- GIVEN RECORDS
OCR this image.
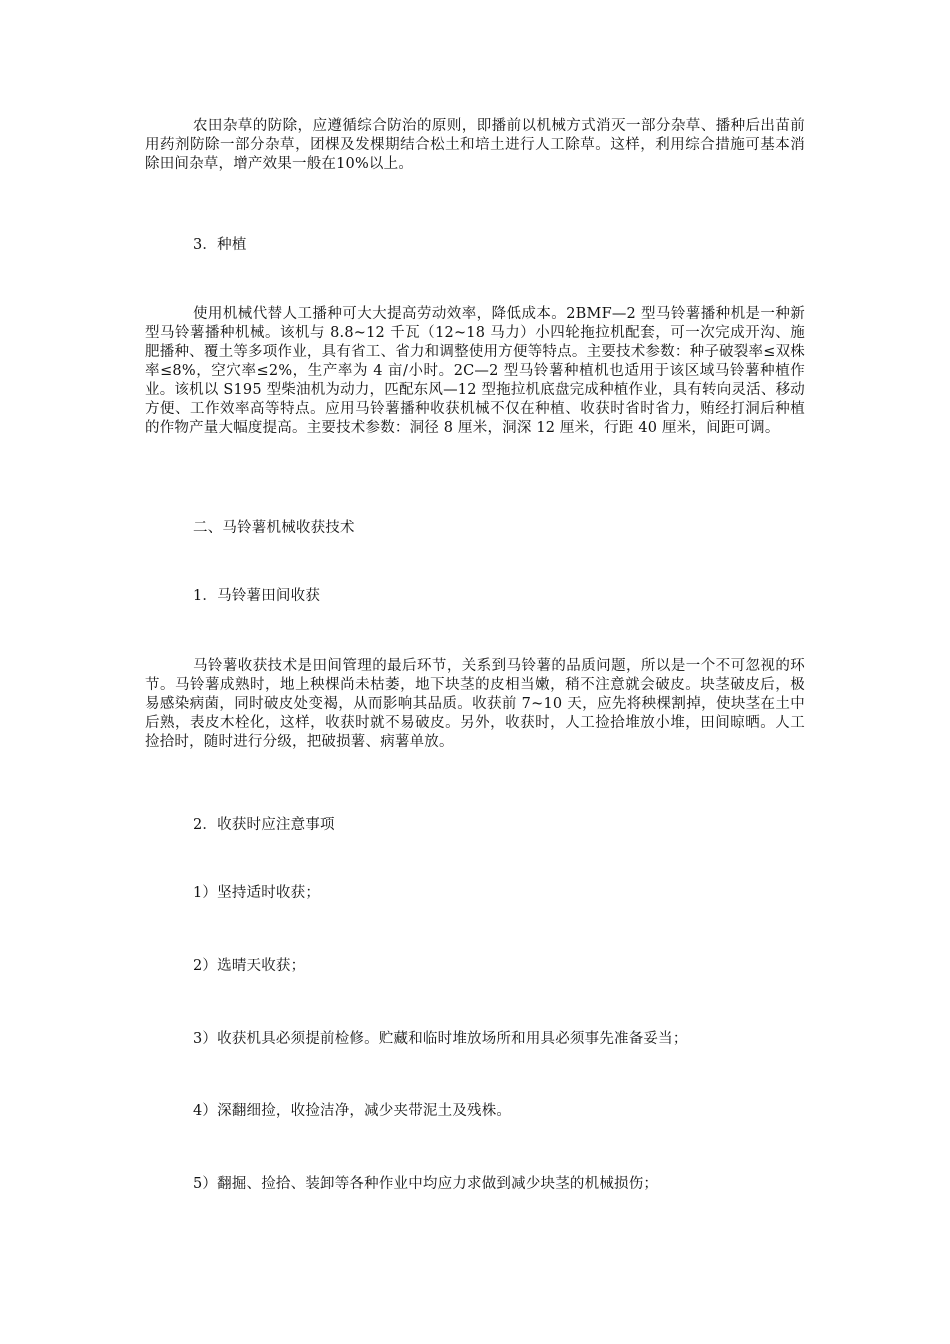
农田杂草的防除，应遵循综合防治的原则，即播前以机械方式消灭一部分杂草、播种后出苗前用药剂防除一部分杂草，团棵及发棵期结合松土和培土进行人工除草。这样，利用综合措施可基本消除田间杂草，增产效果一般在10%以上。

3．种植

使用机械代替人工播种可大大提高劳动效率，降低成本。2BMF—2 型马铃薯播种机是一种新型马铃薯播种机械。该机与 8.8~12 千瓦（12~18 马力）小四轮拖拉机配套，可一次完成开沟、施肥播种、覆土等多项作业，具有省工、省力和调整使用方便等特点。主要技术参数：种子破裂率≤双株率≤8%，空穴率≤2%，生产率为 4 亩/小时。2C—2 型马铃薯种植机也适用于该区域马铃薯种植作业。该机以 S195 型柴油机为动力，匹配东风—12 型拖拉机底盘完成种植作业，具有转向灵活、移动方便、工作效率高等特点。应用马铃薯播种收获机械不仅在种植、收获时省时省力，贿经打洞后种植的作物产量大幅度提高。主要技术参数：洞径 8 厘米，洞深 12 厘米，行距 40 厘米，间距可调。

二、马铃薯机械收获技术

1．马铃薯田间收获

马铃薯收获技术是田间管理的最后环节，关系到马铃薯的品质问题，所以是一个不可忽视的环节。马铃薯成熟时，地上秧棵尚未枯萎，地下块茎的皮相当嫩，稍不注意就会破皮。块茎破皮后，极易感染病菌，同时破皮处变褐，从而影响其品质。收获前 7~10 天，应先将秧棵割掉，使块茎在土中后熟，表皮木栓化，这样，收获时就不易破皮。另外，收获时，人工捡拾堆放小堆，田间晾晒。人工捡拾时，随时进行分级，把破损薯、病薯单放。

2．收获时应注意事项

1）坚持适时收获；

2）选晴天收获；

3）收获机具必须提前检修。贮藏和临时堆放场所和用具必须事先准备妥当；

4）深翻细捡，收捡洁净，减少夹带泥土及残株。

5）翻掘、捡拾、装卸等各种作业中均应力求做到减少块茎的机械损伤；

- WHAT YOU WILL DO
Retype the listing exactly. Pictures do not belong in the copy.

- FULL SOLUTION
OCR this image.
农田杂草的防除，应遵循综合防治的原则，即播前以机械方式消灭一部分杂草、播种后出苗前用药剂防除一部分杂草，团棵及发棵期结合松土和培土进行人工除草。这样，利用综合措施可基本消除田间杂草，增产效果一般在10%以上。

3．种植

使用机械代替人工播种可大大提高劳动效率，降低成本。2BMF—2 型马铃薯播种机是一种新型马铃薯播种机械。该机与 8.8~12 千瓦（12~18 马力）小四轮拖拉机配套，可一次完成开沟、施肥播种、覆土等多项作业，具有省工、省力和调整使用方便等特点。主要技术参数：种子破裂率≤双株率≤8%，空穴率≤2%，生产率为 4 亩/小时。2C—2 型马铃薯种植机也适用于该区域马铃薯种植作业。该机以 S195 型柴油机为动力，匹配东风—12 型拖拉机底盘完成种植作业，具有转向灵活、移动方便、工作效率高等特点。应用马铃薯播种收获机械不仅在种植、收获时省时省力，贿经打洞后种植的作物产量大幅度提高。主要技术参数：洞径 8 厘米，洞深 12 厘米，行距 40 厘米，间距可调。

二、马铃薯机械收获技术

1．马铃薯田间收获

马铃薯收获技术是田间管理的最后环节，关系到马铃薯的品质问题，所以是一个不可忽视的环节。马铃薯成熟时，地上秧棵尚未枯萎，地下块茎的皮相当嫩，稍不注意就会破皮。块茎破皮后，极易感染病菌，同时破皮处变褐，从而影响其品质。收获前 7~10 天，应先将秧棵割掉，使块茎在土中后熟，表皮木栓化，这样，收获时就不易破皮。另外，收获时，人工捡拾堆放小堆，田间晾晒。人工捡拾时，随时进行分级，把破损薯、病薯单放。

2．收获时应注意事项

1）坚持适时收获；

2）选晴天收获；

3）收获机具必须提前检修。贮藏和临时堆放场所和用具必须事先准备妥当；

4）深翻细捡，收捡洁净，减少夹带泥土及残株。

5）翻掘、捡拾、装卸等各种作业中均应力求做到减少块茎的机械损伤；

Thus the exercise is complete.